### REQUIRED ACTION 1
From the GitHub and CPAN thread, list every place it names as a source for packaged-up releases of previous module versions.
### REQUIRED ACTION 2
Copy the passage of the GitHub and CPAN thread between "3. I never saw" and "what went before?", inclusive.

### DOCUMENT SEGMENT
Re: Version Control - GitHub and CPAN
by hv (Prior) on Jun 09, 2023 at 22:20 UTC

    1. Your repositories belong to you, the naming is up to you. A perl- or p5- prefix sounds more like the sort of thing I'd expect for OS packages.

    A typical place to see repository names is at the landing page for an author (like mine) or the repository list (like repositories); as you will see from those examples, I tend to prefer short repository names, but try to augment them with an at least somewhat useful description.

    When you go to a specific repository, github will try to find a top-level README (plain text) or ("github markdown") to show, as at krun. This is where you can go much further to help a casual browser understand whether this is the repository they are looking for.

    2. I don't know of any such connection, but I'm sure enough people are now using git as the revision control system for their CPAN code that someone (several someones) will have automated the process of releasing to CPAN from git. In that respect, github would likely be no more than "just another git repository" - the automation would most likely use git commands directly.

    3. I never saw any reason to have multiple github accounts myself. I can't think of any technical reason to want them, but there are possible social reasons: perhaps because you work for a company that likes to claim copyright in things employees do in their own time; or because you feel the type of code you write in your own time risks reflecting badly on you professionally.

Re: Version Control - GitHub and CPAN
by Bod (Vicar) on Jun 11, 2023 at 12:16 UTC

    Next question...

    With a module like AI::Embedding, there are 4 development releases and 2 production releases...

    Is it worth uploading all the previous releases to GitHub or should I start with the latest release and rely on the CHANGES file to know what went before?

      When I've done this sort of thing in the past - moved code into a revision control system after already having released several versions - I've made the first few commits represent the released versions. From time to time it can be really helpful to use the revision control system's capabilities to look at when a particular line of code was first introduced, eg using git blame. Be careful if you do this to check for new files - it is easy to forget to add them.

      Whether it is also worth making the packaged-up releases of previous versions available via github I don't know - traditionally people would get such things from CPAN or BackPAN, but perhaps there is now a new generation of users more familiar with github than with CPAN that might make use of such things.

      It's worth having a look at gitpan. It has not been updated recently so does not track your module, but it should be possible to adapt the code.

### MATERIAL SUPPLIED
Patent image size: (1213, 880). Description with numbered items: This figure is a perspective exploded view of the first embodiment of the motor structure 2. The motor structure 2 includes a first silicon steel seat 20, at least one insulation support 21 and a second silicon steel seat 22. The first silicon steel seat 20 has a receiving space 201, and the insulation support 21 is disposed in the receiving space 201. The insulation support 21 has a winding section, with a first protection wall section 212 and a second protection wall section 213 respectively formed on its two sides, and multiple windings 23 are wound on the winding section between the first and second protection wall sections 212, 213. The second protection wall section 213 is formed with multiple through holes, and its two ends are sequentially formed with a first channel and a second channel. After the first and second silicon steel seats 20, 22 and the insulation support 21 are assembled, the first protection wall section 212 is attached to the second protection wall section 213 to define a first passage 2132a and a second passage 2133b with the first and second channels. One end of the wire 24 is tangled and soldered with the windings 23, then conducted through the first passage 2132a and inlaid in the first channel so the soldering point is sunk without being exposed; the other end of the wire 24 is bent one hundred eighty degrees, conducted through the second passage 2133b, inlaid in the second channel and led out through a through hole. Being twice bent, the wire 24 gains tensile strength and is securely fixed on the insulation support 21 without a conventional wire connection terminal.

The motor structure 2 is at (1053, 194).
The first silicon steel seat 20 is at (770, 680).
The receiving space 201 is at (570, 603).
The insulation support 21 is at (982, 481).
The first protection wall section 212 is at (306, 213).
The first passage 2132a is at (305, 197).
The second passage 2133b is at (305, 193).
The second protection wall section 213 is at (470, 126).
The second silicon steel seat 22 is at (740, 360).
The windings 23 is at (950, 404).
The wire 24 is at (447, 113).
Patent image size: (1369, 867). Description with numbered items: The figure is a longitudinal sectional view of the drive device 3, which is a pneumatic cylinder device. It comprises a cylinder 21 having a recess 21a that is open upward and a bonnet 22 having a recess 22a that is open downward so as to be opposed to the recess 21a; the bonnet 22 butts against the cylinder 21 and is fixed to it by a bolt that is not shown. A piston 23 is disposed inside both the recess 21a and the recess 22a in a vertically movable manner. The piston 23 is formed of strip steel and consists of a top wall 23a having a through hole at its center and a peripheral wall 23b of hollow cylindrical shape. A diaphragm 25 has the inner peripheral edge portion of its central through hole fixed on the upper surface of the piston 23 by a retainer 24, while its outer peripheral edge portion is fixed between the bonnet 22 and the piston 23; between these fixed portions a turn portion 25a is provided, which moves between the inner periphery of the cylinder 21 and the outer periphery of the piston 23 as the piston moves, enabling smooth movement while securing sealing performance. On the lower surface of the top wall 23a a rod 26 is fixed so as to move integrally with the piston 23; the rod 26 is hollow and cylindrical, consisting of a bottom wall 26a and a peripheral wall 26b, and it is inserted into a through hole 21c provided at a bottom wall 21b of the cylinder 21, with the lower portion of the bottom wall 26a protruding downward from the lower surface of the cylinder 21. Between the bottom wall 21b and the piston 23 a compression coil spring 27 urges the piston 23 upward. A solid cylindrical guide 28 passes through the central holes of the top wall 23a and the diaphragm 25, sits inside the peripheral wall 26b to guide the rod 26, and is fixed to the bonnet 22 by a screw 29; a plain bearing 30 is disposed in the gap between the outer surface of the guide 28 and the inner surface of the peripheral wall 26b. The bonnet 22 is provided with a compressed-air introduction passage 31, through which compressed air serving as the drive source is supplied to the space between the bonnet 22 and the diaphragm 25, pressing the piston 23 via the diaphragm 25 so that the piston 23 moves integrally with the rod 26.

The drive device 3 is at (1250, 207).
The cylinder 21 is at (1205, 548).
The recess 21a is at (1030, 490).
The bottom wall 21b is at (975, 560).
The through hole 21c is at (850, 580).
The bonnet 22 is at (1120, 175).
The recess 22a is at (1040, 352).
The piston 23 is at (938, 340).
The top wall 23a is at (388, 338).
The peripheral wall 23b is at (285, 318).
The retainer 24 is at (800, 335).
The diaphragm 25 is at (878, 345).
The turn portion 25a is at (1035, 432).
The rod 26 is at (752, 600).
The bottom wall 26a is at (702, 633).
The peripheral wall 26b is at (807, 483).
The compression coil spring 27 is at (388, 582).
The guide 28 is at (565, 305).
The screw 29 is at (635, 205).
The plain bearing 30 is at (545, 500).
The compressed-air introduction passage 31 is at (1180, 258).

### ANSWER 1
- CPAN
- BackPAN
- GitHub

### ANSWER 2
3. I never saw any reason to have multiple github accounts myself. I can't think of any technical reason to want them, but there are possible social reasons: perhaps because you work for a company that likes to claim copyright in things employees do in their own time; or because you feel the type of code you write in your own time risks reflecting badly on you professionally.

Re: Version Control - GitHub and CPAN
by Bod (Vicar) on Jun 11, 2023 at 12:16 UTC

    Next question...

    With a module like AI::Embedding, there are 4 development releases and 2 production releases...

    Is it worth uploading all the previous releases to GitHub or should I start with the latest release and rely on the CHANGES file to know what went before?